[Start Exercise data]

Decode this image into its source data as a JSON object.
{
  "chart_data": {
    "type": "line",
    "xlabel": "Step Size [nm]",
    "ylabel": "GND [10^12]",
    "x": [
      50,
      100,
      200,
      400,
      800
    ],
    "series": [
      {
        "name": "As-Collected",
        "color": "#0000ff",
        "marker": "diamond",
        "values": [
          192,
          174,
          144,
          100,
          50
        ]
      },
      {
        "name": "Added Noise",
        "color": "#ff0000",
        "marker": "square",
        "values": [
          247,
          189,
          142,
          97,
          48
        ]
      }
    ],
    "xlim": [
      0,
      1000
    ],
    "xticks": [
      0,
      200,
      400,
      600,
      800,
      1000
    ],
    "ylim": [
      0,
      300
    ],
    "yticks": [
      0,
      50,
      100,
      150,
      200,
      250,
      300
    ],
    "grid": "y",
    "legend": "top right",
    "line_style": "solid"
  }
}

[End Exercise data]
[Start Exercise data]

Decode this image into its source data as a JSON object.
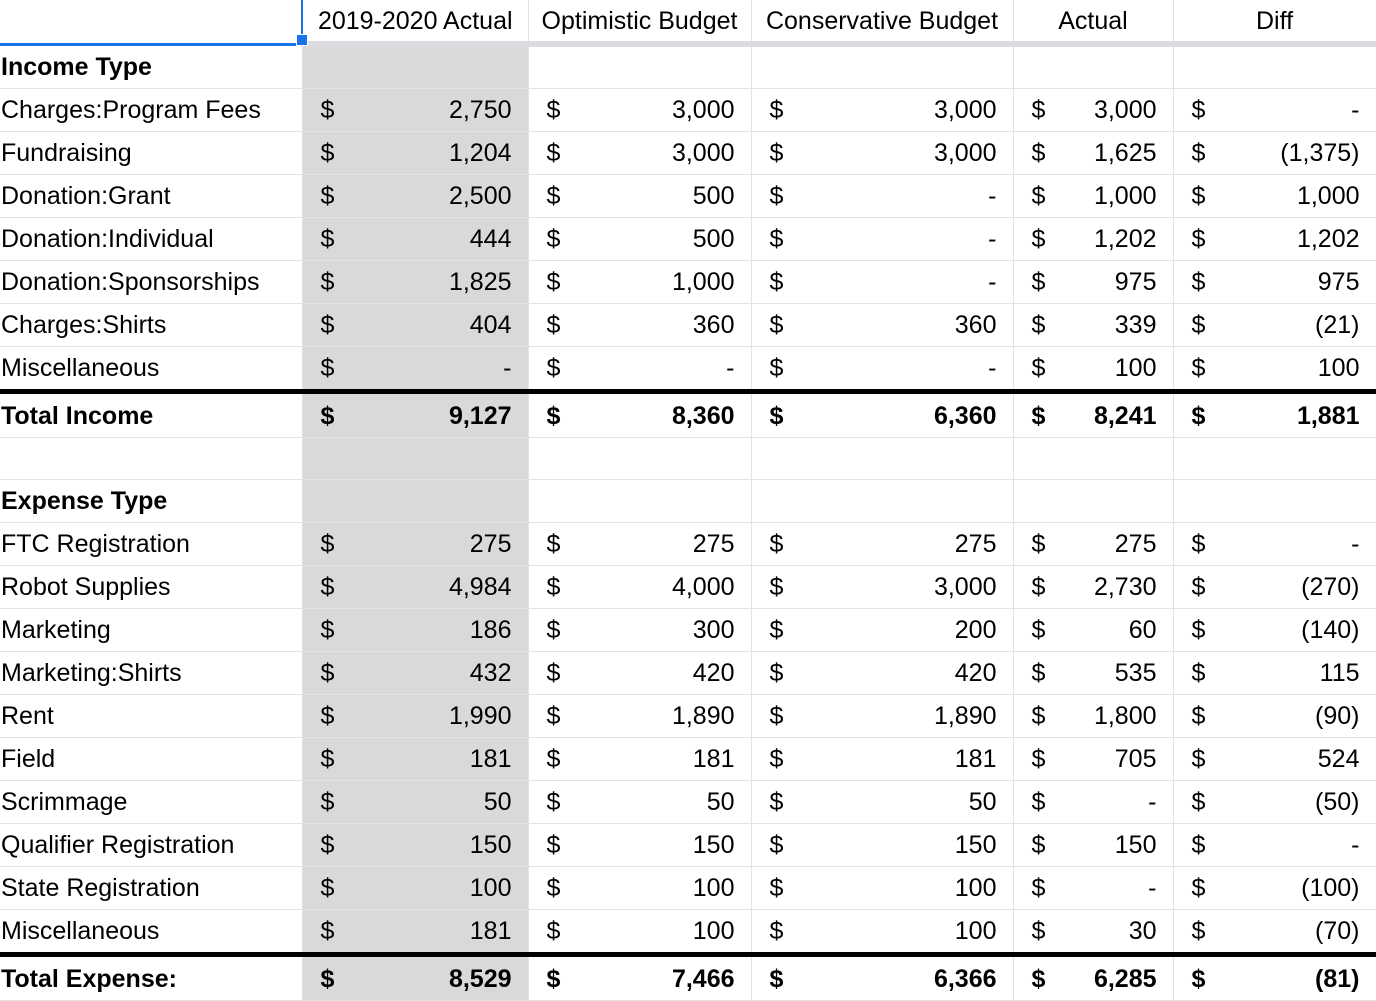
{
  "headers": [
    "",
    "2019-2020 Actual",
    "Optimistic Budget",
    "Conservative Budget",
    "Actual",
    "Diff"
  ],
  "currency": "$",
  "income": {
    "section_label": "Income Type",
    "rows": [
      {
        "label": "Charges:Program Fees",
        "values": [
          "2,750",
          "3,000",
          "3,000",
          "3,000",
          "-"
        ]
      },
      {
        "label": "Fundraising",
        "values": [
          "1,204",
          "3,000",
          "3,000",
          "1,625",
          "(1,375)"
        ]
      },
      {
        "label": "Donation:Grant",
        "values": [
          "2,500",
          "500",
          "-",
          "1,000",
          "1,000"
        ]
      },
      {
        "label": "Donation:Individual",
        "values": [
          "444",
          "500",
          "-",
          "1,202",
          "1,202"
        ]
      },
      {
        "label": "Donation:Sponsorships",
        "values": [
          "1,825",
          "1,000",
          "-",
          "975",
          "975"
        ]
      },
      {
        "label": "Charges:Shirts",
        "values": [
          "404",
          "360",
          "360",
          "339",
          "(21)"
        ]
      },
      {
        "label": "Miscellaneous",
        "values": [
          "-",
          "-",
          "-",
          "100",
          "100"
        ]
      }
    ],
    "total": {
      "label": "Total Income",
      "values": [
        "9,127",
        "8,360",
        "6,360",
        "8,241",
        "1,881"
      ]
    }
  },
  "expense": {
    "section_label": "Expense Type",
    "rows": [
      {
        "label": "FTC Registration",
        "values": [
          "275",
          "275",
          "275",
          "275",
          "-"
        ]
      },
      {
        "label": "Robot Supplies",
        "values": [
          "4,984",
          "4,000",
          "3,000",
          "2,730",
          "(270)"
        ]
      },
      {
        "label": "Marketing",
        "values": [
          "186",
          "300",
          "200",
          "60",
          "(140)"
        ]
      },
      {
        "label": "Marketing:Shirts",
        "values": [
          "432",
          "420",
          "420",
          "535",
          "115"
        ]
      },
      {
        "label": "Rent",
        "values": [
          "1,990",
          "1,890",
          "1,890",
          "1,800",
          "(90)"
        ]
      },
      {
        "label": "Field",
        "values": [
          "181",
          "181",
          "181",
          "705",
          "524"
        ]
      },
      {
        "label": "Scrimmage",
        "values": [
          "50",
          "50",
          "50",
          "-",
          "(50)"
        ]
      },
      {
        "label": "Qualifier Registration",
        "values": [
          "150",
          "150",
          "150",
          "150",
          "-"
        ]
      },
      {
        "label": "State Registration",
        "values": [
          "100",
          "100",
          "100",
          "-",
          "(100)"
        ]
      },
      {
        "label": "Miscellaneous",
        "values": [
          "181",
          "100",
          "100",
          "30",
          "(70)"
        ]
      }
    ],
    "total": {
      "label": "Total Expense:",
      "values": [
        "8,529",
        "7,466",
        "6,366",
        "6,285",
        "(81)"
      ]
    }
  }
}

[End Exercise data]

* **Task objective**
Using the listing above, show every line that includes the string "Marketing".

* **Response**
        "label": "Marketing",
        "label": "Marketing:Shirts",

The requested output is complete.